=== EXERCISE OBJECTIVE ===
Below are the entries; return every line among them that holds the word "arabiska".

*** RECORDS FOR THE TASK ***

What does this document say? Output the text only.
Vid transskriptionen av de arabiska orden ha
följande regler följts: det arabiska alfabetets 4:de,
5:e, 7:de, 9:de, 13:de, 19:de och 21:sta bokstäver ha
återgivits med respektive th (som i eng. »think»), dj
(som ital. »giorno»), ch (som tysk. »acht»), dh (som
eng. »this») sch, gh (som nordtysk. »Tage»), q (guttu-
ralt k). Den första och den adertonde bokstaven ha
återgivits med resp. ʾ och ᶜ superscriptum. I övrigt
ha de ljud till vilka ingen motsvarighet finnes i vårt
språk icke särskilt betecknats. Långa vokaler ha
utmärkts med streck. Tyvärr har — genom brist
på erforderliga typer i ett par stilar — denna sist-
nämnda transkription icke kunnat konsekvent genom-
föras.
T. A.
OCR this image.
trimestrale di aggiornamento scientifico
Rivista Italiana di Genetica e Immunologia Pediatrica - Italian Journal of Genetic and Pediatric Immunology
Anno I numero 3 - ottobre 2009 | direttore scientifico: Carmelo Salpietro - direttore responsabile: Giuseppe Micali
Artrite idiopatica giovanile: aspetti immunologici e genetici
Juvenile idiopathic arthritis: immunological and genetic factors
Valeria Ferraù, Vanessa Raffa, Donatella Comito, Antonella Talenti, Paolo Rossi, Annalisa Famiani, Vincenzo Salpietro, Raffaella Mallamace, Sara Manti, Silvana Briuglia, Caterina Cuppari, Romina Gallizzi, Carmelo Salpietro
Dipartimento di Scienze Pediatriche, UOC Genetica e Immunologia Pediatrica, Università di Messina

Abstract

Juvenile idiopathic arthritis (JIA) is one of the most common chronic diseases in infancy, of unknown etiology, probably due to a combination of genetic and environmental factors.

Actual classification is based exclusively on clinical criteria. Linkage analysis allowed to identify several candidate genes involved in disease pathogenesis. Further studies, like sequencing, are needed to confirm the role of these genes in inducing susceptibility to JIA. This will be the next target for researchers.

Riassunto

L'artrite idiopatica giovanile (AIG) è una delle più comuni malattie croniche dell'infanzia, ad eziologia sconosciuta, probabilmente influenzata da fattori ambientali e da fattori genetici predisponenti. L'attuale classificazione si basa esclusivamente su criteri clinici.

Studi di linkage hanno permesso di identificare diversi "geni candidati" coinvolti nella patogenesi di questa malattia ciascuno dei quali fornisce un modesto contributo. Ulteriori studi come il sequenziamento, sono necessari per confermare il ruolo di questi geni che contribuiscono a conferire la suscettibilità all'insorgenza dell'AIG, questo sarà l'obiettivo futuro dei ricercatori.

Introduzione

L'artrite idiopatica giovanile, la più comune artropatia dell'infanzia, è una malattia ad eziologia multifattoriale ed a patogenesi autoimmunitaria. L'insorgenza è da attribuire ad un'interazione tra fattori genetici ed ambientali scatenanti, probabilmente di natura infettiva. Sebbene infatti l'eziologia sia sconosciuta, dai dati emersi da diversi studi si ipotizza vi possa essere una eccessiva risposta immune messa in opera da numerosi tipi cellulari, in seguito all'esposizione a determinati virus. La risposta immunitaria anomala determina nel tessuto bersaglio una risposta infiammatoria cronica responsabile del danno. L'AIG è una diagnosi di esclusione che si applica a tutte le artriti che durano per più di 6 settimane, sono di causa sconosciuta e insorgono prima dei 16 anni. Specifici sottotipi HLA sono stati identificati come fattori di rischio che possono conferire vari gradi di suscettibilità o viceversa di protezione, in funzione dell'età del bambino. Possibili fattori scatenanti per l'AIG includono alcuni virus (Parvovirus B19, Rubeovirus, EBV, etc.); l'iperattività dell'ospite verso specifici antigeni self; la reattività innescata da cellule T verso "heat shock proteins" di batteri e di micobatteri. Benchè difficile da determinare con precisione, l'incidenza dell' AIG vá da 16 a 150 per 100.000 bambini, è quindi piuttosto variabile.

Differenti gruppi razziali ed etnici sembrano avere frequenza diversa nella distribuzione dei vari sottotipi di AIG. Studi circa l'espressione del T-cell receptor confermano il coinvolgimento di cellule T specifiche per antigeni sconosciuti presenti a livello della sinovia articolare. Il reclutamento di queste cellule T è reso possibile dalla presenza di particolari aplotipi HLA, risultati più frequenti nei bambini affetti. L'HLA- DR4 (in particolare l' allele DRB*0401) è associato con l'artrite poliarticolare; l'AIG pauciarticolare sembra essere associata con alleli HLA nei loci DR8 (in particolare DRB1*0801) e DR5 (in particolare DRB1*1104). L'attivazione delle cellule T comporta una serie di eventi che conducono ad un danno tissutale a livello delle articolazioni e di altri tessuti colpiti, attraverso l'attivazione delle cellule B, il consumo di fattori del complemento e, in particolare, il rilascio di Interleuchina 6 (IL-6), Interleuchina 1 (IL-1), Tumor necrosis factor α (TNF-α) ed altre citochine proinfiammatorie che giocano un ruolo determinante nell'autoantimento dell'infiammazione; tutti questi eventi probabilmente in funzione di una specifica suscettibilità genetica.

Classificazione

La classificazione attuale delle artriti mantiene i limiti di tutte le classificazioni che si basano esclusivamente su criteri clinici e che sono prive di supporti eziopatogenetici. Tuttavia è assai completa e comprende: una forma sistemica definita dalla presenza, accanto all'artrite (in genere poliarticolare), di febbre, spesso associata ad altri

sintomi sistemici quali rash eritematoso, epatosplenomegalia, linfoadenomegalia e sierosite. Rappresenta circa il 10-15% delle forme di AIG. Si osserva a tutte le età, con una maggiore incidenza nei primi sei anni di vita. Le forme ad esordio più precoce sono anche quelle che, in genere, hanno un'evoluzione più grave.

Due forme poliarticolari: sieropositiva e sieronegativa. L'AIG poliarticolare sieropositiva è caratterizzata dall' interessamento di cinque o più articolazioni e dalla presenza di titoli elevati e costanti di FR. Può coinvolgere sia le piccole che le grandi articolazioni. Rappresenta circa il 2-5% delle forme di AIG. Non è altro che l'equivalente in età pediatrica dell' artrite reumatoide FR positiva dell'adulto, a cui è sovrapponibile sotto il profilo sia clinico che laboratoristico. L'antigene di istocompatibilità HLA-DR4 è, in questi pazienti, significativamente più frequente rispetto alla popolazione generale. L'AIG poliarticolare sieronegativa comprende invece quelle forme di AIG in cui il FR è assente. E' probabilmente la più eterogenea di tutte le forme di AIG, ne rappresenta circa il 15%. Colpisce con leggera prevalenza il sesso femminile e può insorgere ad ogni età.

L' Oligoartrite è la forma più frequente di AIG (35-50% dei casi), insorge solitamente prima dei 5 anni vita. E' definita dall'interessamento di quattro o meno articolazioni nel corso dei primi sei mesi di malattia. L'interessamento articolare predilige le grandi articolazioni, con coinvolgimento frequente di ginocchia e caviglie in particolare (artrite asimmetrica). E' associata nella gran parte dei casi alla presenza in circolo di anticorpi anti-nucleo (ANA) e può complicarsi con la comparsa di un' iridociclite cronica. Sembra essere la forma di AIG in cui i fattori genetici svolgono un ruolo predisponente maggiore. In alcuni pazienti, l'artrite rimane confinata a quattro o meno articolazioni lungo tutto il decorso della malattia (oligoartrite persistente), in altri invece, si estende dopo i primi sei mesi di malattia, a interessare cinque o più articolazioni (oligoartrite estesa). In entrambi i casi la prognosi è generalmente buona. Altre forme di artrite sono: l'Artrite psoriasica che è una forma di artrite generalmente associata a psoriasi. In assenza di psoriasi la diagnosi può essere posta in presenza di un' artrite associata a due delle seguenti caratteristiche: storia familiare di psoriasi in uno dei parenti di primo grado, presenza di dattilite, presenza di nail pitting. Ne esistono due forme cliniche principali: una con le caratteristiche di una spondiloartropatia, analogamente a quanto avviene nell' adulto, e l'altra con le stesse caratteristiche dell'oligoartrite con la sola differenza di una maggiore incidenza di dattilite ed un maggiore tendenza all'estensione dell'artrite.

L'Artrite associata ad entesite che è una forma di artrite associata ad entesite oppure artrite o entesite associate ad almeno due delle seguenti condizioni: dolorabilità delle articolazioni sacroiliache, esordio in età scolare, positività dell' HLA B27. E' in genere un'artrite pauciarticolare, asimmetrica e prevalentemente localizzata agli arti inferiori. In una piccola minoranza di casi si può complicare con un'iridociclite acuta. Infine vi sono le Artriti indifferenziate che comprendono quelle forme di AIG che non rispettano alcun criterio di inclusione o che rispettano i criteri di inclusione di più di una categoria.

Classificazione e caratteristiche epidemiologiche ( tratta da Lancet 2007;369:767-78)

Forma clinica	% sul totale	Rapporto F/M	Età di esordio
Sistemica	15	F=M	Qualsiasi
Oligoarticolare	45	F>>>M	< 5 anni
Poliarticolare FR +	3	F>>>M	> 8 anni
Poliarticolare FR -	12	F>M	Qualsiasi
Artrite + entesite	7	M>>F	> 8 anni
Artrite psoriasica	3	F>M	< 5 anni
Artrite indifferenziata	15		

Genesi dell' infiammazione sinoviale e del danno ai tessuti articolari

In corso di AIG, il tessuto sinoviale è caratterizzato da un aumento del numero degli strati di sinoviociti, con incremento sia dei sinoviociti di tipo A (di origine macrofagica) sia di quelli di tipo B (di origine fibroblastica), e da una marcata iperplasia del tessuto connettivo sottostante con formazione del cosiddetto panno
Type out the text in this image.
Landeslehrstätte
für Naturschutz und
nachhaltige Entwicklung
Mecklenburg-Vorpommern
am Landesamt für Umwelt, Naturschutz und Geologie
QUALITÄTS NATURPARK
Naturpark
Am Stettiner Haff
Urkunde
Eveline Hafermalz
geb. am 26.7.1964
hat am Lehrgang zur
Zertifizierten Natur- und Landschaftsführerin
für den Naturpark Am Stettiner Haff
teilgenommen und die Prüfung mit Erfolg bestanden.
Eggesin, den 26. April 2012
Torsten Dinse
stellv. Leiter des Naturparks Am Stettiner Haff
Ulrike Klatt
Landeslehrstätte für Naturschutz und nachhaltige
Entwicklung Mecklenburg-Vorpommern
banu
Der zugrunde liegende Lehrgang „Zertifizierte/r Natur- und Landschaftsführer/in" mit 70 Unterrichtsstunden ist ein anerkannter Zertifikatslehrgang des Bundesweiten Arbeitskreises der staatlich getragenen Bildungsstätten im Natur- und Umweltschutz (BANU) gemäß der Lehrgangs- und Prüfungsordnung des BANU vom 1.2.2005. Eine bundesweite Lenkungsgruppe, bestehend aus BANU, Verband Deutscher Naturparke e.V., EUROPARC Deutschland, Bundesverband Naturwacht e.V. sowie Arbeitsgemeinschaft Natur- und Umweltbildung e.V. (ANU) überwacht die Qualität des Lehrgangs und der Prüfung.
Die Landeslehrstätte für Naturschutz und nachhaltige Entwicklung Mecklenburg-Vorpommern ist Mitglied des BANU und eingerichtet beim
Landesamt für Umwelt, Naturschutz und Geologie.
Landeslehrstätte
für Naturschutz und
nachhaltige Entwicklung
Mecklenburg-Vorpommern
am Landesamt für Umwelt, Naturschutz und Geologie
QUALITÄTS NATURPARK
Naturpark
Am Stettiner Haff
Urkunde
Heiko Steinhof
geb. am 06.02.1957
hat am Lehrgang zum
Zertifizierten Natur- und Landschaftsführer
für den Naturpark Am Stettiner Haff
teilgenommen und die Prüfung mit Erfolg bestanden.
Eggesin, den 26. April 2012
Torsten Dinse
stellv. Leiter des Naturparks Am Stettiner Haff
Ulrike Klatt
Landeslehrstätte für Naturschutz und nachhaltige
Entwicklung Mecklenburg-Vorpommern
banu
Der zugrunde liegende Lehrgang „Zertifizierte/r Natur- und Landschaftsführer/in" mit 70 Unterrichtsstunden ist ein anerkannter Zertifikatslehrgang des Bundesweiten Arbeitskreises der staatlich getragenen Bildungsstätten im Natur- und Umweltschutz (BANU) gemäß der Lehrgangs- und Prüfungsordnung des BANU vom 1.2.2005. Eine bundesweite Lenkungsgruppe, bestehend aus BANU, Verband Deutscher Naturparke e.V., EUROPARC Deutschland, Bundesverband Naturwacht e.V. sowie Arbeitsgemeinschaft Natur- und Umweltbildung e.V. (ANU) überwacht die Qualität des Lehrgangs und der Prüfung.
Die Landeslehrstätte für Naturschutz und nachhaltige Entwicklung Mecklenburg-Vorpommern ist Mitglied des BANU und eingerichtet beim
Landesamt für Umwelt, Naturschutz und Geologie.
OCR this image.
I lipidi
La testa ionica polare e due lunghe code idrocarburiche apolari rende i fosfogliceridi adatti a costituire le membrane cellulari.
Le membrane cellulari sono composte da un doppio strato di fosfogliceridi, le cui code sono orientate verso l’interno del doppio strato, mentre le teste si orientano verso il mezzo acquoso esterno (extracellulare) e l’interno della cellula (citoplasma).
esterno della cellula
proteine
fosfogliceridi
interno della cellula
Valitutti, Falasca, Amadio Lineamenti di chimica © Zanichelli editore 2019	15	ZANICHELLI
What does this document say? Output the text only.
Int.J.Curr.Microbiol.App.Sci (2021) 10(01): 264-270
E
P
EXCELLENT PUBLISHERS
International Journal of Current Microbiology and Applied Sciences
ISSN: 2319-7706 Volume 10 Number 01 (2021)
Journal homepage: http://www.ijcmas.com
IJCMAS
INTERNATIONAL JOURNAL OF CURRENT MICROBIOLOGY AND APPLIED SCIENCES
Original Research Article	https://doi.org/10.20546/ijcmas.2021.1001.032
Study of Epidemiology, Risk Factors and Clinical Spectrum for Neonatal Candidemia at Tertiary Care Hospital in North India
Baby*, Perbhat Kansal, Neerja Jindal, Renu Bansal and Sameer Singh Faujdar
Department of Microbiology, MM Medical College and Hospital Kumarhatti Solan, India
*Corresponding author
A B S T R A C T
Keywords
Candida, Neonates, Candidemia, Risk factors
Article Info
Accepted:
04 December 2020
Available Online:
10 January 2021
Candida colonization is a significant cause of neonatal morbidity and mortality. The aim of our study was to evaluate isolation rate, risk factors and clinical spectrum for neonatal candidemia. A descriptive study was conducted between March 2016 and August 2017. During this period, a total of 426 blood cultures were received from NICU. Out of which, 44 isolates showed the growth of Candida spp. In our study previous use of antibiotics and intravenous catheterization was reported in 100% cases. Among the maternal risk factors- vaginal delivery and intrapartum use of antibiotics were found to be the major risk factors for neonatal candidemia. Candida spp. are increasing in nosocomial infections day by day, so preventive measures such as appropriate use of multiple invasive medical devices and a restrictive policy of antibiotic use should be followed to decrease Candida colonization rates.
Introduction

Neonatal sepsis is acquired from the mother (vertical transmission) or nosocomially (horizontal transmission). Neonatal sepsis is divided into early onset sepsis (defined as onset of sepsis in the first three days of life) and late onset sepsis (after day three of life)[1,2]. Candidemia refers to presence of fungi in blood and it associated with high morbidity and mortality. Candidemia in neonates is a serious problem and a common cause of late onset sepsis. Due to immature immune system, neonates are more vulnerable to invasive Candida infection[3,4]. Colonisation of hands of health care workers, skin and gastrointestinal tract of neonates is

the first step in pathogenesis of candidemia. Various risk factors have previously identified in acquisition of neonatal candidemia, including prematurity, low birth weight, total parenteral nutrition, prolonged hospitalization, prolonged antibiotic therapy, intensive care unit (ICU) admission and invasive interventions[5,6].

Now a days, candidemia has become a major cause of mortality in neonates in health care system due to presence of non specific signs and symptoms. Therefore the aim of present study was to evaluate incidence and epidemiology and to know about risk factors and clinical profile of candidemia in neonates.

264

*** End of RECORDS FOR THE TASK ***

=== EXERCISE RESULT ===
Vid transskriptionen av de arabiska orden ha
följande regler följts: det arabiska alfabetets 4:de,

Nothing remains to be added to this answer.